WORK TO COMPLETE: Starting at the line that has "For every button, label, input, icon, or" and ending with the line that has "report-time: وقت صدور", write out those lines again with "bbox" changed to "box" and nothing else altered.

EXTRACTED RECORDS:
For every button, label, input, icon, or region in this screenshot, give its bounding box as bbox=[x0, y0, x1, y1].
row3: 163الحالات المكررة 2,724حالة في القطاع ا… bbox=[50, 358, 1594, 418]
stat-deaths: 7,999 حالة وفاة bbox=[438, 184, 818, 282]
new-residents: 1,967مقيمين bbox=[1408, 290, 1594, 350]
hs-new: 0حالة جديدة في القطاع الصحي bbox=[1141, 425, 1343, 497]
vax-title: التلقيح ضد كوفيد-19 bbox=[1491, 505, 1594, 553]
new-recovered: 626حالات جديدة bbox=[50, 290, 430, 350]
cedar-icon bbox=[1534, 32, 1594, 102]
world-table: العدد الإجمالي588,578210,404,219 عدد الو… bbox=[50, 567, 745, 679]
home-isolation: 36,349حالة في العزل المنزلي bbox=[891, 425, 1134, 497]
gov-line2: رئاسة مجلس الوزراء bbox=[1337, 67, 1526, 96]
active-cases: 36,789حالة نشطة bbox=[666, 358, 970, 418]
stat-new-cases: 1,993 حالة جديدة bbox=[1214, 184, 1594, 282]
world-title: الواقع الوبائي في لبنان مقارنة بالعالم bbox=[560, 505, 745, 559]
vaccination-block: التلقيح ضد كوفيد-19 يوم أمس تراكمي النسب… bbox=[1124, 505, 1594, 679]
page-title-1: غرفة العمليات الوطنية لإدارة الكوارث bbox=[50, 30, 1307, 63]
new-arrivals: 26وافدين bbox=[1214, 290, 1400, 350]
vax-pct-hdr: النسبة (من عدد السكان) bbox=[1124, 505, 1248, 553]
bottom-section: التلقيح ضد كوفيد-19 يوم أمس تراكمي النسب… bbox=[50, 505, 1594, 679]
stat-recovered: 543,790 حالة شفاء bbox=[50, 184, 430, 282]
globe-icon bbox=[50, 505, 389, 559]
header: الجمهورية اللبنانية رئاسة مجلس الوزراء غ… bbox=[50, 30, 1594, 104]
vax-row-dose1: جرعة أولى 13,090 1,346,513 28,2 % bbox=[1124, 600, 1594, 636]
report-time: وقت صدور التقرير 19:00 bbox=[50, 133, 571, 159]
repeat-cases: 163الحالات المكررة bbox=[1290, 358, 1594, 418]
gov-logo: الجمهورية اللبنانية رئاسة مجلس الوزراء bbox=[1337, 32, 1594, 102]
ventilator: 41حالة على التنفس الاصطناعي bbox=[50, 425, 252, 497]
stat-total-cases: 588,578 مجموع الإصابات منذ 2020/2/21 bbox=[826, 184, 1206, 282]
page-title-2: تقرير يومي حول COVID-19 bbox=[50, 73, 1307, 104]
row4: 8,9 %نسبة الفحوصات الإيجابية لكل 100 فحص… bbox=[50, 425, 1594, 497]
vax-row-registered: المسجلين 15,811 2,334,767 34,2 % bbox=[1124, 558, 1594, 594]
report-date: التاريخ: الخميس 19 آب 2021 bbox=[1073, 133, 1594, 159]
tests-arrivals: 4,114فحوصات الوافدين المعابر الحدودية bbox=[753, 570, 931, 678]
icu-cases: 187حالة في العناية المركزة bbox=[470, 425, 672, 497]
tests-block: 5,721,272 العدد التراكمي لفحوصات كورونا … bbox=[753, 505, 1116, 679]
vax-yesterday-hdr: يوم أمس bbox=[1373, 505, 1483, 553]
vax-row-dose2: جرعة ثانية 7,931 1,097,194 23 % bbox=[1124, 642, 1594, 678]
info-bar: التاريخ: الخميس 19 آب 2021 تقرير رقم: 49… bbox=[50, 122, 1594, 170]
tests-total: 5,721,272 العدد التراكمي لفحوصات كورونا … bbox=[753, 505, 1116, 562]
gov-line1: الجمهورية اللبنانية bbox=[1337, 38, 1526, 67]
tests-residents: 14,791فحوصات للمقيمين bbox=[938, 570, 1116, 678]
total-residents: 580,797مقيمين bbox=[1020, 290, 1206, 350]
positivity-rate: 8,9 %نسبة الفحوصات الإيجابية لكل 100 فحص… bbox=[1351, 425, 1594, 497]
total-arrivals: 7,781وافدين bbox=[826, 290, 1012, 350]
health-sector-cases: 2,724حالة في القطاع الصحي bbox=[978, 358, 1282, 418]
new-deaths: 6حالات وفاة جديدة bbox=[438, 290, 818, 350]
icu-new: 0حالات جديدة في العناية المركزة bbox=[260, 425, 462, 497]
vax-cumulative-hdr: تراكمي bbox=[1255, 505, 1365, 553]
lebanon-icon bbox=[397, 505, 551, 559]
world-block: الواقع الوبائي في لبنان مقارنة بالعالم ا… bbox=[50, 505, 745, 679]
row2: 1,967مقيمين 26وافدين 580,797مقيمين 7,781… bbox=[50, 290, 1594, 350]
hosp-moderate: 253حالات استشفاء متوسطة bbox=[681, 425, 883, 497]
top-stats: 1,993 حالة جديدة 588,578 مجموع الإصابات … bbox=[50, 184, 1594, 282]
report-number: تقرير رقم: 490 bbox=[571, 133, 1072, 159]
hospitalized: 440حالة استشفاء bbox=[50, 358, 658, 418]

...

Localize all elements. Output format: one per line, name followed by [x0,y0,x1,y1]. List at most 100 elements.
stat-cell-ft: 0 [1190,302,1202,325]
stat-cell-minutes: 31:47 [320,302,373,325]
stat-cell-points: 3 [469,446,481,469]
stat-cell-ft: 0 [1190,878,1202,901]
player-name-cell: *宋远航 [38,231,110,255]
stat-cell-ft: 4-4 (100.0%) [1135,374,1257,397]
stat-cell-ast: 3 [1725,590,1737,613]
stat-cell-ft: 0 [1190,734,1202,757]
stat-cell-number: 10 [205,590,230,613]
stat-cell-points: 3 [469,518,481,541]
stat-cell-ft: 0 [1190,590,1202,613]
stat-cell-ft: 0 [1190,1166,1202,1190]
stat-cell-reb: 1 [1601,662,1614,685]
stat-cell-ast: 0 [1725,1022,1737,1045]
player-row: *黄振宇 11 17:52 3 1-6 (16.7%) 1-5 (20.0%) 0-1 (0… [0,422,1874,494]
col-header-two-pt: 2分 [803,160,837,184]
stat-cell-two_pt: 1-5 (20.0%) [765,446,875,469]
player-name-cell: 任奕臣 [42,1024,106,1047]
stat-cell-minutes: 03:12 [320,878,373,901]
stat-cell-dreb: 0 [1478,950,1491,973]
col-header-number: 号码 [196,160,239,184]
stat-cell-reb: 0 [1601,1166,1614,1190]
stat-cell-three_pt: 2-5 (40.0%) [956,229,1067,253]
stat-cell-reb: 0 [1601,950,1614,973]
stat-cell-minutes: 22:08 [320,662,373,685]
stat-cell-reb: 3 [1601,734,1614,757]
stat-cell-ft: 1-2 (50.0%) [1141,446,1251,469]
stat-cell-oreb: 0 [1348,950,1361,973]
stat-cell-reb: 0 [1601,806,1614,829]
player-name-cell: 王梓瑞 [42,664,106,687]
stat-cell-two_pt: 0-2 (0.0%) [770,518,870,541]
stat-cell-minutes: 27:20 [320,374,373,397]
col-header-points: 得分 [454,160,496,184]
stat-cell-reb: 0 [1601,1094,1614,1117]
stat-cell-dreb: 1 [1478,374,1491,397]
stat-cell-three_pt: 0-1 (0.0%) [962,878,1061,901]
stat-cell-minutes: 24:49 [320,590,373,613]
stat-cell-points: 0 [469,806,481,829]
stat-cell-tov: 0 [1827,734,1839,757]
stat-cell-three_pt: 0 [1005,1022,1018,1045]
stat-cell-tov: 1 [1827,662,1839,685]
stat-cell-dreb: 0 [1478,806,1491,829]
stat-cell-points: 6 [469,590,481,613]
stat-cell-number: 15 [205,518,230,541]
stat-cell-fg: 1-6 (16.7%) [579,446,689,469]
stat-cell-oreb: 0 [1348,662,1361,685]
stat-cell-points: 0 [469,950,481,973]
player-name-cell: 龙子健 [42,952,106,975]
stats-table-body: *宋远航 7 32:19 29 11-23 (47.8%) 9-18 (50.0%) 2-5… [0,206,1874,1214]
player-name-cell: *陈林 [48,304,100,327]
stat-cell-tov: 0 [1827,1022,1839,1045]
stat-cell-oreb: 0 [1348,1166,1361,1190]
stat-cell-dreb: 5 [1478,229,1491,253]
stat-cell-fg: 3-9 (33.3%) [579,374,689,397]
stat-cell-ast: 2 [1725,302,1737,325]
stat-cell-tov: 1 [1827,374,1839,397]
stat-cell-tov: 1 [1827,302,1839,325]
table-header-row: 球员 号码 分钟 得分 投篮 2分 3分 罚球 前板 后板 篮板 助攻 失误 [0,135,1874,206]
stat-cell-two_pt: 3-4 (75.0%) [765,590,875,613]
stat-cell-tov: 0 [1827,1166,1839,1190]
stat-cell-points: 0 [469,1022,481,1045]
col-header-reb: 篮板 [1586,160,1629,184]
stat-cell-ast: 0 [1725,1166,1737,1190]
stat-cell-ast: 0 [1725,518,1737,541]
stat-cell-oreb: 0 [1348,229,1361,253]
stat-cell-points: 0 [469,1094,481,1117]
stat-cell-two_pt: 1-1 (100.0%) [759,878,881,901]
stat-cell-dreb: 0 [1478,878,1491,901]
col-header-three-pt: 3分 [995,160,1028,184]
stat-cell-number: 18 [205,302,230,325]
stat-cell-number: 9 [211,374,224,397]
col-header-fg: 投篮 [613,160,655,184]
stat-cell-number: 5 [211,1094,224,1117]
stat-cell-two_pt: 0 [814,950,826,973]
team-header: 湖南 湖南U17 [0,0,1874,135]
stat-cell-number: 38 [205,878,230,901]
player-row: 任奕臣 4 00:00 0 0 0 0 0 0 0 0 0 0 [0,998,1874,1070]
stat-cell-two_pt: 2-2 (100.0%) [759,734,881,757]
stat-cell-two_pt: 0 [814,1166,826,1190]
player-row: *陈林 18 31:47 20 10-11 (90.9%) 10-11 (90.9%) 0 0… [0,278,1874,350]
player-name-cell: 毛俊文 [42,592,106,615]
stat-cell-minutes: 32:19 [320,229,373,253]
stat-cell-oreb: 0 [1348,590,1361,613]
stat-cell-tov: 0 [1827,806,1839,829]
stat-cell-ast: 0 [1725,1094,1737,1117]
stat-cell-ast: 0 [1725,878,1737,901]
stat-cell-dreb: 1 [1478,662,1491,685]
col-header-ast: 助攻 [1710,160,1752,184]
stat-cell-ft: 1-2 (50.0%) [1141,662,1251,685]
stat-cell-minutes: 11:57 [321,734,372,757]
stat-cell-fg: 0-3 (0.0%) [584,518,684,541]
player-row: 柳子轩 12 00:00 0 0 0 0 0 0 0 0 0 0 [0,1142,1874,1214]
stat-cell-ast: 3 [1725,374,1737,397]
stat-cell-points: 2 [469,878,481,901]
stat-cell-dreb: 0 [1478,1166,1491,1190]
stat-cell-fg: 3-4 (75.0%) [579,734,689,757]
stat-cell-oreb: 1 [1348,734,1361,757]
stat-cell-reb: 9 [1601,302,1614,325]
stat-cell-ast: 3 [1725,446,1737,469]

==

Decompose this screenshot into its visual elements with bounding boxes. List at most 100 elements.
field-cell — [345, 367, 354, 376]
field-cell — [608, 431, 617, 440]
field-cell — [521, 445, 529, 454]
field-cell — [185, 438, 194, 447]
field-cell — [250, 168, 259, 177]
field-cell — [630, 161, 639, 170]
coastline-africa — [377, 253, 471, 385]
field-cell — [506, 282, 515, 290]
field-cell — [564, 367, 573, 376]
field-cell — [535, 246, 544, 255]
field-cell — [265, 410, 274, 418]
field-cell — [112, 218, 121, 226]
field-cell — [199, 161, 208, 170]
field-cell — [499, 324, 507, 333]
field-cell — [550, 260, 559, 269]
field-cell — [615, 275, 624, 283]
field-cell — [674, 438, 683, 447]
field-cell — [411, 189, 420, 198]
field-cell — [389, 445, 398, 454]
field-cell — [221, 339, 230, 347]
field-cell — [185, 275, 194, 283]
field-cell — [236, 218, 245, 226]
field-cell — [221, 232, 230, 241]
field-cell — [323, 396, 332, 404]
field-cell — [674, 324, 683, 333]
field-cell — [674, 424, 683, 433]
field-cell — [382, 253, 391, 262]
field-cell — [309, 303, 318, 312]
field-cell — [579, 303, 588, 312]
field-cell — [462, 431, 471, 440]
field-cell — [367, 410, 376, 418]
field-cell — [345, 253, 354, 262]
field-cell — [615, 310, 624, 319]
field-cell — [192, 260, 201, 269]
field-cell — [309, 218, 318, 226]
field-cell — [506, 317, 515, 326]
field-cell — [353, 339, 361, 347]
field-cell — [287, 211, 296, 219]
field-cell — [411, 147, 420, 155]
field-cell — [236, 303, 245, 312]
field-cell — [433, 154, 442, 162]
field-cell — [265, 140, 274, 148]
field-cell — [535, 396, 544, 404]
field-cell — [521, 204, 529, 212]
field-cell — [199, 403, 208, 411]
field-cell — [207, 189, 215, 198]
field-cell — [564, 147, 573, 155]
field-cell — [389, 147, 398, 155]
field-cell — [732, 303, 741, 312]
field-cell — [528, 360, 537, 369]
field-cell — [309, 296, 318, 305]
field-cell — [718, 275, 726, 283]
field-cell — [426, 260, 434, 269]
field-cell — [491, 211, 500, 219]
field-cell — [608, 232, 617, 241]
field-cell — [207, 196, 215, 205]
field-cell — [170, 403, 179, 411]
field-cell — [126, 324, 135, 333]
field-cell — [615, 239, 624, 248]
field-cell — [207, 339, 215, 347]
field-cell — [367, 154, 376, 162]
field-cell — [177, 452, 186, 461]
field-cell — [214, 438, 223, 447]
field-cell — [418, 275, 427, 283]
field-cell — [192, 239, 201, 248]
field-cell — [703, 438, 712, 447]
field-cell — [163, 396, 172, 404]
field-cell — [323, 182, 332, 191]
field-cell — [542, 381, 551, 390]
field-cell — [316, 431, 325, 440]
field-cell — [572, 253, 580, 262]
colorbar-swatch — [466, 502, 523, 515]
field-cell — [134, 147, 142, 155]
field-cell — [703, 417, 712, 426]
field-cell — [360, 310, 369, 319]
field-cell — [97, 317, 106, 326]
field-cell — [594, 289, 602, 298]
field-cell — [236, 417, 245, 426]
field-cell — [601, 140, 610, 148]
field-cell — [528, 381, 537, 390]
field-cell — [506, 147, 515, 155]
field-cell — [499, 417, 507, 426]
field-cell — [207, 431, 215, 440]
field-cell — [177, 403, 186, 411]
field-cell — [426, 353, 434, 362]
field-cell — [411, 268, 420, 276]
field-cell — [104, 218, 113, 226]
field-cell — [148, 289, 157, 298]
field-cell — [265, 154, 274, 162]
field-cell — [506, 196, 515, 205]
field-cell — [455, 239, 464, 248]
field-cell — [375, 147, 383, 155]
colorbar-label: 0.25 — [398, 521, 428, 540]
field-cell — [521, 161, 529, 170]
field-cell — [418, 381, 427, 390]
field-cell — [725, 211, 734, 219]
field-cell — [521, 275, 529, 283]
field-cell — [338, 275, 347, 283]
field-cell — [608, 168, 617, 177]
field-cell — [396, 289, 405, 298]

EXERCISE RESPONSE:
For every button, label, input, icon, or region in this screenshot, give its bounding box as box=[x0, y0, x1, y1].
row3: 163الحالات المكررة 2,724حالة في القطاع ا… box=[50, 358, 1594, 418]
stat-deaths: 7,999 حالة وفاة box=[438, 184, 818, 282]
new-residents: 1,967مقيمين box=[1408, 290, 1594, 350]
hs-new: 0حالة جديدة في القطاع الصحي box=[1141, 425, 1343, 497]
vax-title: التلقيح ضد كوفيد-19 box=[1491, 505, 1594, 553]
new-recovered: 626حالات جديدة box=[50, 290, 430, 350]
cedar-icon box=[1534, 32, 1594, 102]
world-table: العدد الإجمالي588,578210,404,219 عدد الو… box=[50, 567, 745, 679]
home-isolation: 36,349حالة في العزل المنزلي box=[891, 425, 1134, 497]
gov-line2: رئاسة مجلس الوزراء box=[1337, 67, 1526, 96]
active-cases: 36,789حالة نشطة box=[666, 358, 970, 418]
stat-new-cases: 1,993 حالة جديدة box=[1214, 184, 1594, 282]
world-title: الواقع الوبائي في لبنان مقارنة بالعالم box=[560, 505, 745, 559]
vaccination-block: التلقيح ضد كوفيد-19 يوم أمس تراكمي النسب… box=[1124, 505, 1594, 679]
page-title-1: غرفة العمليات الوطنية لإدارة الكوارث box=[50, 30, 1307, 63]
new-arrivals: 26وافدين box=[1214, 290, 1400, 350]
vax-pct-hdr: النسبة (من عدد السكان) box=[1124, 505, 1248, 553]
bottom-section: التلقيح ضد كوفيد-19 يوم أمس تراكمي النسب… box=[50, 505, 1594, 679]
stat-recovered: 543,790 حالة شفاء box=[50, 184, 430, 282]
globe-icon box=[50, 505, 389, 559]
header: الجمهورية اللبنانية رئاسة مجلس الوزراء غ… box=[50, 30, 1594, 104]
vax-row-dose1: جرعة أولى 13,090 1,346,513 28,2 % box=[1124, 600, 1594, 636]
report-time: وقت صدور التقرير 19:00 box=[50, 133, 571, 159]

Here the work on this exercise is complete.